--- DATA RECORDS ---

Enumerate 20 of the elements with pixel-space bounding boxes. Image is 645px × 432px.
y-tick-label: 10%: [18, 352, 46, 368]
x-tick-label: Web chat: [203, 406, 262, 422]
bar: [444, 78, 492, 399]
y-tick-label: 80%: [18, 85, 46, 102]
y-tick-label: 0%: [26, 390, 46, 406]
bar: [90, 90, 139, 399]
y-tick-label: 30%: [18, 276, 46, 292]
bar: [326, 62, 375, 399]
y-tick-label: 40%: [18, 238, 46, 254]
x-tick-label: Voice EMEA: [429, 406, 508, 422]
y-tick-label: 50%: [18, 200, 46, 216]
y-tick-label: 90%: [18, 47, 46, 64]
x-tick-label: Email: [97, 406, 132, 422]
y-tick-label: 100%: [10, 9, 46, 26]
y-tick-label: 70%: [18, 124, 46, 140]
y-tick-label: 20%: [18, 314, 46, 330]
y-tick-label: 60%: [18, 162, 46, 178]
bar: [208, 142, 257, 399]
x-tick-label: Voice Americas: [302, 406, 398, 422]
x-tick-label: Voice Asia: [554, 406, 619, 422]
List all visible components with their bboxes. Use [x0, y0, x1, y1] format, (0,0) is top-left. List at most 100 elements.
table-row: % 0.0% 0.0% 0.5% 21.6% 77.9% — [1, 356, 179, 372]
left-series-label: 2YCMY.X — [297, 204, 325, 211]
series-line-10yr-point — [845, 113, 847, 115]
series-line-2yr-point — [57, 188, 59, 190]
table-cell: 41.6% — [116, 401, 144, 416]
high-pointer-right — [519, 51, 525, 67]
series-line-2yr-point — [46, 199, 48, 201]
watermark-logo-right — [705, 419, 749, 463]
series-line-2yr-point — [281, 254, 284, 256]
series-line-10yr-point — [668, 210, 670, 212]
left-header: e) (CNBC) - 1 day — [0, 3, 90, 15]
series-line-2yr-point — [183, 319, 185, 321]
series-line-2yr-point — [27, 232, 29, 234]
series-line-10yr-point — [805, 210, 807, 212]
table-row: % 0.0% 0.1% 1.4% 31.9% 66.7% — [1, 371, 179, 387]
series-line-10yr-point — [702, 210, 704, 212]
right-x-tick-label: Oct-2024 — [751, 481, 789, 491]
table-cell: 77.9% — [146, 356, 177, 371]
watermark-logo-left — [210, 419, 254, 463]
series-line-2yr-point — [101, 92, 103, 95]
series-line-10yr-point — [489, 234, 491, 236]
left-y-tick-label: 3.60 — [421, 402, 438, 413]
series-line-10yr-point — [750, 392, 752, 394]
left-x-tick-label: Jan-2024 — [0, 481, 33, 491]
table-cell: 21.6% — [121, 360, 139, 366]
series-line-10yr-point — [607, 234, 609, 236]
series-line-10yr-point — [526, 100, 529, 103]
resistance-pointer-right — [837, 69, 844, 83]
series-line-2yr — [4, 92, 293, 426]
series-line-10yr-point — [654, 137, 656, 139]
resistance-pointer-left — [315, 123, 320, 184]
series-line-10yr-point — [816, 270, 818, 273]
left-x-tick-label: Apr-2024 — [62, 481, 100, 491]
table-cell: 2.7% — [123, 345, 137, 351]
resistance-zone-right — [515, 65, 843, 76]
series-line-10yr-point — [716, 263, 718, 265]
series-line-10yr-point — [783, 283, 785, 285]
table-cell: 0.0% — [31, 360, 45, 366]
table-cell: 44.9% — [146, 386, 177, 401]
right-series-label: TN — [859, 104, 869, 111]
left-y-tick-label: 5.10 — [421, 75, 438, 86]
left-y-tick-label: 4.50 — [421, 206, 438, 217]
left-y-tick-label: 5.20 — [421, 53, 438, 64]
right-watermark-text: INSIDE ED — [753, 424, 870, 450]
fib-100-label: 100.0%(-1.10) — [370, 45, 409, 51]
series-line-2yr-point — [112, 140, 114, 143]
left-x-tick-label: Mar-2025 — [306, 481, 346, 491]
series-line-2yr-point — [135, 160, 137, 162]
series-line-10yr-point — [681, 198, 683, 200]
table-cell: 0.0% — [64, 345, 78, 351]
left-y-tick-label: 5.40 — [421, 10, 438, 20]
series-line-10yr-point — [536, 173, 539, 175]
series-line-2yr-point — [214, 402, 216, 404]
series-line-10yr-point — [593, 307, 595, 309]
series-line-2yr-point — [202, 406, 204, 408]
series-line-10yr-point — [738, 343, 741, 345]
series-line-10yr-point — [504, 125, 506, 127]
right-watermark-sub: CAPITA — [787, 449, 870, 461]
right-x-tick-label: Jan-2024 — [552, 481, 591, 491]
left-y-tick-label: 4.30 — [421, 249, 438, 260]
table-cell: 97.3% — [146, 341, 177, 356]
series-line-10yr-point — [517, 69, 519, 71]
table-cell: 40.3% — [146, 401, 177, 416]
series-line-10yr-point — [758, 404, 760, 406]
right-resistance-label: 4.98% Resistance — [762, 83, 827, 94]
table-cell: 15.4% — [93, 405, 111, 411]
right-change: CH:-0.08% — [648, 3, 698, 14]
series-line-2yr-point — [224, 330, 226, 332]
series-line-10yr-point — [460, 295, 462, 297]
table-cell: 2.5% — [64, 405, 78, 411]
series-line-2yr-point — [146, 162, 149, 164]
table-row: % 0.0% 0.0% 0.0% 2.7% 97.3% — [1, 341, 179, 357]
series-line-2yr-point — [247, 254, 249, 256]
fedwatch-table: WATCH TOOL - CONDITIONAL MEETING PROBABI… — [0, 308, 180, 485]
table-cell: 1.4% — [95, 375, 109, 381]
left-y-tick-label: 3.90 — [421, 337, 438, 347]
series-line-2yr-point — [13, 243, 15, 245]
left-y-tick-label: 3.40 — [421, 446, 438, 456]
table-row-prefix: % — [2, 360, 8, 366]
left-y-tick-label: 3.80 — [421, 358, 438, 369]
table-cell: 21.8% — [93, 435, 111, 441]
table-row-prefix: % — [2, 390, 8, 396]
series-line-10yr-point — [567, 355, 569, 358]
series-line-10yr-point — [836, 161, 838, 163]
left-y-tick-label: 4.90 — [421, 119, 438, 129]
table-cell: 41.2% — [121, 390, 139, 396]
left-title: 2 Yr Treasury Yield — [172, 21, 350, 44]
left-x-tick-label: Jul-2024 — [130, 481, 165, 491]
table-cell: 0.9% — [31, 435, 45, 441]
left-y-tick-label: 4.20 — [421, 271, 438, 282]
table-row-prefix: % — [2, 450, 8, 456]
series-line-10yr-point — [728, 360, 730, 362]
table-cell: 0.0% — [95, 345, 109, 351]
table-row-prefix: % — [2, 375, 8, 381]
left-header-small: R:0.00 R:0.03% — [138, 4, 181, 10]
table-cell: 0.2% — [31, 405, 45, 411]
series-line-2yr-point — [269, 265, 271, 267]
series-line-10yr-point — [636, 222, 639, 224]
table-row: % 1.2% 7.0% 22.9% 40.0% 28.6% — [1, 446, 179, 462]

---

### PROBLEM DESCRIPTION:
Return each line of the records above, unchanged and in the same order.

### SOLUTION TO THE PROBLEM:
Enumerate 20 of the elements with pixel-space bounding boxes. Image is 645px × 432px.
y-tick-label: 10%: [18, 352, 46, 368]
x-tick-label: Web chat: [203, 406, 262, 422]
bar: [444, 78, 492, 399]
y-tick-label: 80%: [18, 85, 46, 102]
y-tick-label: 0%: [26, 390, 46, 406]
bar: [90, 90, 139, 399]
y-tick-label: 30%: [18, 276, 46, 292]
bar: [326, 62, 375, 399]
y-tick-label: 40%: [18, 238, 46, 254]
x-tick-label: Voice EMEA: [429, 406, 508, 422]
y-tick-label: 50%: [18, 200, 46, 216]
y-tick-label: 90%: [18, 47, 46, 64]
x-tick-label: Email: [97, 406, 132, 422]
y-tick-label: 100%: [10, 9, 46, 26]
y-tick-label: 70%: [18, 124, 46, 140]
y-tick-label: 20%: [18, 314, 46, 330]
y-tick-label: 60%: [18, 162, 46, 178]
bar: [208, 142, 257, 399]
x-tick-label: Voice Americas: [302, 406, 398, 422]
x-tick-label: Voice Asia: [554, 406, 619, 422]
List all visible components with their bboxes. Use [x0, y0, x1, y1] format, (0,0) is top-left. List at most 100 elements.
table-row: % 0.0% 0.0% 0.5% 21.6% 77.9% — [1, 356, 179, 372]
left-series-label: 2YCMY.X — [297, 204, 325, 211]
series-line-10yr-point — [845, 113, 847, 115]
series-line-2yr-point — [57, 188, 59, 190]
table-cell: 41.6% — [116, 401, 144, 416]
high-pointer-right — [519, 51, 525, 67]
series-line-2yr-point — [46, 199, 48, 201]
watermark-logo-right — [705, 419, 749, 463]
series-line-2yr-point — [281, 254, 284, 256]
series-line-10yr-point — [668, 210, 670, 212]
left-header: e) (CNBC) - 1 day — [0, 3, 90, 15]
series-line-2yr-point — [183, 319, 185, 321]
series-line-2yr-point — [27, 232, 29, 234]
series-line-10yr-point — [805, 210, 807, 212]
table-row: % 0.0% 0.1% 1.4% 31.9% 66.7% — [1, 371, 179, 387]
series-line-10yr-point — [702, 210, 704, 212]
right-x-tick-label: Oct-2024 — [751, 481, 789, 491]
table-cell: 77.9% — [146, 356, 177, 371]
watermark-logo-left — [210, 419, 254, 463]
series-line-2yr-point — [101, 92, 103, 95]
series-line-10yr-point — [489, 234, 491, 236]
left-y-tick-label: 3.60 — [421, 402, 438, 413]
series-line-10yr-point — [750, 392, 752, 394]
left-x-tick-label: Jan-2024 — [0, 481, 33, 491]
table-cell: 21.6% — [121, 360, 139, 366]
series-line-10yr-point — [607, 234, 609, 236]
series-line-10yr-point — [526, 100, 529, 103]
resistance-pointer-right — [837, 69, 844, 83]
series-line-2yr — [4, 92, 293, 426]
series-line-10yr-point — [654, 137, 656, 139]
resistance-pointer-left — [315, 123, 320, 184]
series-line-10yr-point — [816, 270, 818, 273]
left-x-tick-label: Apr-2024 — [62, 481, 100, 491]
table-cell: 2.7% — [123, 345, 137, 351]
resistance-zone-right — [515, 65, 843, 76]
series-line-10yr-point — [716, 263, 718, 265]
series-line-10yr-point — [783, 283, 785, 285]
table-cell: 0.0% — [31, 360, 45, 366]
table-cell: 44.9% — [146, 386, 177, 401]
right-series-label: TN — [859, 104, 869, 111]
left-y-tick-label: 5.10 — [421, 75, 438, 86]
left-y-tick-label: 4.50 — [421, 206, 438, 217]
left-y-tick-label: 5.20 — [421, 53, 438, 64]
right-watermark-text: INSIDE ED — [753, 424, 870, 450]
fib-100-label: 100.0%(-1.10) — [370, 45, 409, 51]
series-line-2yr-point — [112, 140, 114, 143]
left-x-tick-label: Mar-2025 — [306, 481, 346, 491]
series-line-2yr-point — [135, 160, 137, 162]
series-line-10yr-point — [681, 198, 683, 200]
table-cell: 0.0% — [64, 345, 78, 351]
left-y-tick-label: 5.40 — [421, 10, 438, 20]
series-line-10yr-point — [536, 173, 539, 175]
series-line-2yr-point — [214, 402, 216, 404]
series-line-10yr-point — [593, 307, 595, 309]
series-line-2yr-point — [202, 406, 204, 408]
series-line-10yr-point — [738, 343, 741, 345]
series-line-10yr-point — [504, 125, 506, 127]
right-watermark-sub: CAPITA — [787, 449, 870, 461]
right-x-tick-label: Jan-2024 — [552, 481, 591, 491]
left-y-tick-label: 4.30 — [421, 249, 438, 260]
table-cell: 97.3% — [146, 341, 177, 356]
series-line-10yr-point — [517, 69, 519, 71]
table-cell: 40.3% — [146, 401, 177, 416]
series-line-10yr-point — [758, 404, 760, 406]
right-resistance-label: 4.98% Resistance — [762, 83, 827, 94]
table-cell: 15.4% — [93, 405, 111, 411]
right-change: CH:-0.08% — [648, 3, 698, 14]
series-line-2yr-point — [224, 330, 226, 332]
series-line-10yr-point — [460, 295, 462, 297]
table-cell: 2.5% — [64, 405, 78, 411]
series-line-2yr-point — [146, 162, 149, 164]
table-row: % 0.0% 0.0% 0.0% 2.7% 97.3% — [1, 341, 179, 357]
series-line-2yr-point — [247, 254, 249, 256]
fedwatch-table: WATCH TOOL - CONDITIONAL MEETING PROBABI… — [0, 308, 180, 485]
table-cell: 1.4% — [95, 375, 109, 381]
left-y-tick-label: 3.90 — [421, 337, 438, 347]
series-line-2yr-point — [13, 243, 15, 245]
left-y-tick-label: 3.40 — [421, 446, 438, 456]
table-row-prefix: % — [2, 360, 8, 366]
left-y-tick-label: 3.80 — [421, 358, 438, 369]
table-cell: 21.8% — [93, 435, 111, 441]
table-row-prefix: % — [2, 390, 8, 396]
series-line-10yr-point — [567, 355, 569, 358]
series-line-10yr-point — [836, 161, 838, 163]
left-y-tick-label: 4.90 — [421, 119, 438, 129]
table-cell: 41.2% — [121, 390, 139, 396]
left-title: 2 Yr Treasury Yield — [172, 21, 350, 44]
left-x-tick-label: Jul-2024 — [130, 481, 165, 491]
table-cell: 0.9% — [31, 435, 45, 441]
left-y-tick-label: 4.20 — [421, 271, 438, 282]
table-row-prefix: % — [2, 450, 8, 456]
series-line-10yr-point — [728, 360, 730, 362]
table-cell: 0.0% — [95, 345, 109, 351]
table-row-prefix: % — [2, 375, 8, 381]
left-header-small: R:0.00 R:0.03% — [138, 4, 181, 10]
table-cell: 0.2% — [31, 405, 45, 411]
series-line-2yr-point — [269, 265, 271, 267]
series-line-10yr-point — [636, 222, 639, 224]
table-row: % 1.2% 7.0% 22.9% 40.0% 28.6% — [1, 446, 179, 462]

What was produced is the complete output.